* OBJECTIVE *
Wherever the string "einskilde" appears, copy the whole line.

* TASK DATA *
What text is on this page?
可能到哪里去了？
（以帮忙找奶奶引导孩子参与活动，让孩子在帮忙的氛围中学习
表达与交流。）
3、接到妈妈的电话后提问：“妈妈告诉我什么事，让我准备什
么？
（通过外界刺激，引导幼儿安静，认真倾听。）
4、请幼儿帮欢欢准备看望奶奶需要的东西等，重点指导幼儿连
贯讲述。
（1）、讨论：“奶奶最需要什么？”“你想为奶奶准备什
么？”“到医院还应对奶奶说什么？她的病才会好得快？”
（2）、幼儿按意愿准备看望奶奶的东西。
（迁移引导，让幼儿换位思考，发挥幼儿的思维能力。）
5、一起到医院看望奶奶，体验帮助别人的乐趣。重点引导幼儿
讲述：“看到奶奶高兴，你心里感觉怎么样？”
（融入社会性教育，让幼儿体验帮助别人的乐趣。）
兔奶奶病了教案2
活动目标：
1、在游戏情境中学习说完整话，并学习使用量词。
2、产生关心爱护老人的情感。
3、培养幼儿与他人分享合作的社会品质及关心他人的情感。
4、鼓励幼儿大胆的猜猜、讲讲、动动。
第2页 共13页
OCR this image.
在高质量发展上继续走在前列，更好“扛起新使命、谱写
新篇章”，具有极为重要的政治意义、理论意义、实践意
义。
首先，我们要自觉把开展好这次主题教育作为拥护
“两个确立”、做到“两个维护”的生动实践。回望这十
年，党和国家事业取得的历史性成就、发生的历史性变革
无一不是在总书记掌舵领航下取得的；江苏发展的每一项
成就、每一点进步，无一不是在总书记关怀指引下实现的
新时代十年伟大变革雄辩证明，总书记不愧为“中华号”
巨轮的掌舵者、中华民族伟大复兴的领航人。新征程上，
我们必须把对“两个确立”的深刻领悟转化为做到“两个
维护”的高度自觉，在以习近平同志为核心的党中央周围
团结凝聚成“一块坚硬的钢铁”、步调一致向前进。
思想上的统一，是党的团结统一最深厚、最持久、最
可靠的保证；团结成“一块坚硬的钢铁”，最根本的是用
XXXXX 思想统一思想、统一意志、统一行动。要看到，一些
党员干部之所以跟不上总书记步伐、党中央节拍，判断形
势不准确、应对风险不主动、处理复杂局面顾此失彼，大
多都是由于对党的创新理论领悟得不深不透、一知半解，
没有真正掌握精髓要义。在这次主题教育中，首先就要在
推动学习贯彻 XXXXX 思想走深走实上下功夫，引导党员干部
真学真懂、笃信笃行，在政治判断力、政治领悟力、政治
---
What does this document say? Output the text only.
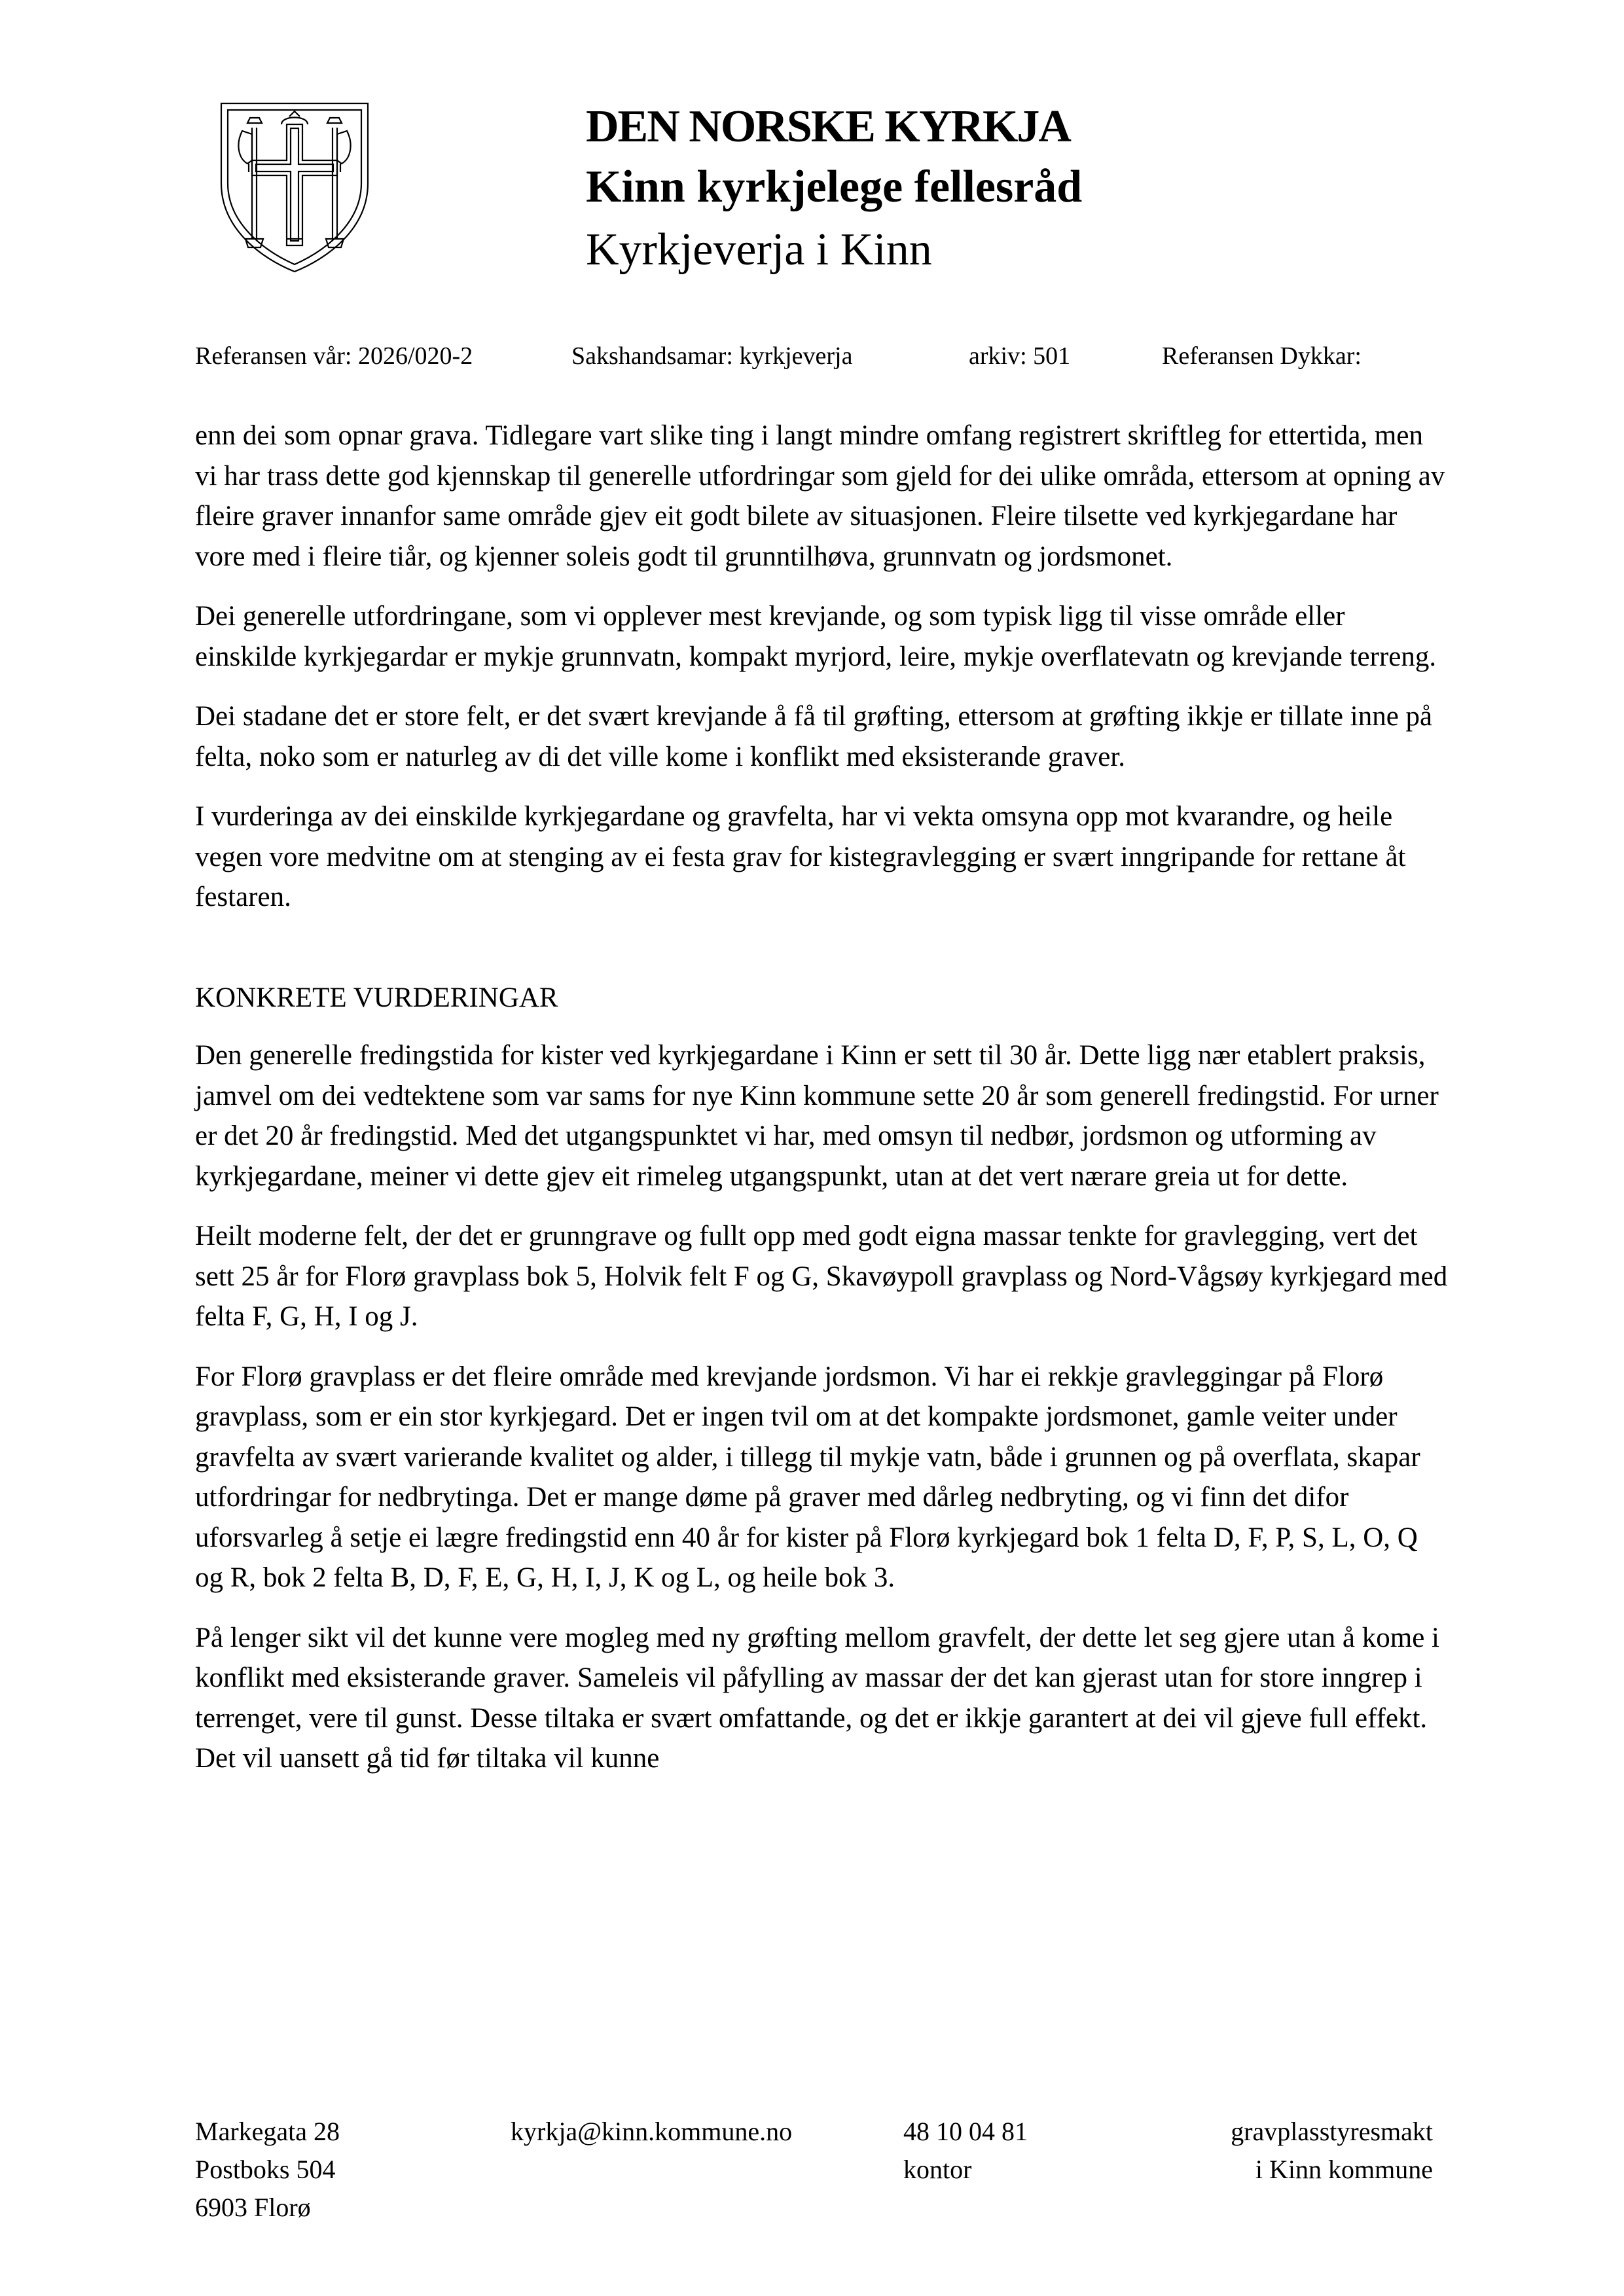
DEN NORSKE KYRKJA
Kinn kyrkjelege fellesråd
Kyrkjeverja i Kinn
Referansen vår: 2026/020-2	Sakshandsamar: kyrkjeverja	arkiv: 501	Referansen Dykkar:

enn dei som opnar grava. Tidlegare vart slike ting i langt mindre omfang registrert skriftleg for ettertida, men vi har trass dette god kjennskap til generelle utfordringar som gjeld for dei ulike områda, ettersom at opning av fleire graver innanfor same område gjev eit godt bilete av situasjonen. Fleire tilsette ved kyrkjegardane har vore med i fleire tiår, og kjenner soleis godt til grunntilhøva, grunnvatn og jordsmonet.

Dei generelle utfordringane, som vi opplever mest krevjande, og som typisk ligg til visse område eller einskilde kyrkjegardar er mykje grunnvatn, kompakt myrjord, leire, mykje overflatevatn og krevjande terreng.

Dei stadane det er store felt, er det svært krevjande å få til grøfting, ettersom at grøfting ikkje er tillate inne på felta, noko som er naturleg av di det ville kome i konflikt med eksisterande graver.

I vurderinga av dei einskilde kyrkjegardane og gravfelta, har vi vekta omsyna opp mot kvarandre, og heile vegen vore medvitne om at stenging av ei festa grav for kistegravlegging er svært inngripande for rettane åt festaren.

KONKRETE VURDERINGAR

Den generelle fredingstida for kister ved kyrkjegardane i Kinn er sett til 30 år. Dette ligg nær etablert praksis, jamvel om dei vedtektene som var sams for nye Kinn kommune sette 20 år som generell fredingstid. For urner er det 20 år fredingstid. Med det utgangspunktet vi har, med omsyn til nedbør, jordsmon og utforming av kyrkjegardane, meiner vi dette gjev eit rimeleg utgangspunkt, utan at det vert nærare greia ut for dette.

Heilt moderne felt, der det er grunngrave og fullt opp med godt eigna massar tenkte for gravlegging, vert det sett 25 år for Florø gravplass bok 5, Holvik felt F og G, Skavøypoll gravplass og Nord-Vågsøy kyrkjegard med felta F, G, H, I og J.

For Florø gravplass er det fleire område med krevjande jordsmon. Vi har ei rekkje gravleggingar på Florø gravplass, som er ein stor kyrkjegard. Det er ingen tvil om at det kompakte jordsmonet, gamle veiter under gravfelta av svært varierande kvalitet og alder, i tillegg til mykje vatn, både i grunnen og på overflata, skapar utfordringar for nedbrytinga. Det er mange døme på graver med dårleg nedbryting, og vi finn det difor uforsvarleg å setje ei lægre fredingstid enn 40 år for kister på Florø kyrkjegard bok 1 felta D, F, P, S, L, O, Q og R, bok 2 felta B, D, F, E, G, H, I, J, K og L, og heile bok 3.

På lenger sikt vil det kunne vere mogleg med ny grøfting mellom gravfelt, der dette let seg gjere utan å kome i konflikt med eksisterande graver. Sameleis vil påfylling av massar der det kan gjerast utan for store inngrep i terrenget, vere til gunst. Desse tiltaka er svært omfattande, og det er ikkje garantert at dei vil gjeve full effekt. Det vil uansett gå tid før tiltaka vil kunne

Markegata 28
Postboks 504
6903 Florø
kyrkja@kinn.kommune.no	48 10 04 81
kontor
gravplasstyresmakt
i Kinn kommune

* SOLVED PROBLEM *
Dei generelle utfordringane, som vi opplever mest krevjande, og som typisk ligg til visse område eller einskilde kyrkjegardar er mykje grunnvatn, kompakt myrjord, leire, mykje overflatevatn og krevjande terreng.
I vurderinga av dei einskilde kyrkjegardane og gravfelta, har vi vekta omsyna opp mot kvarandre, og heile vegen vore medvitne om at stenging av ei festa grav for kistegravlegging er svært inngripande for rettane åt festaren.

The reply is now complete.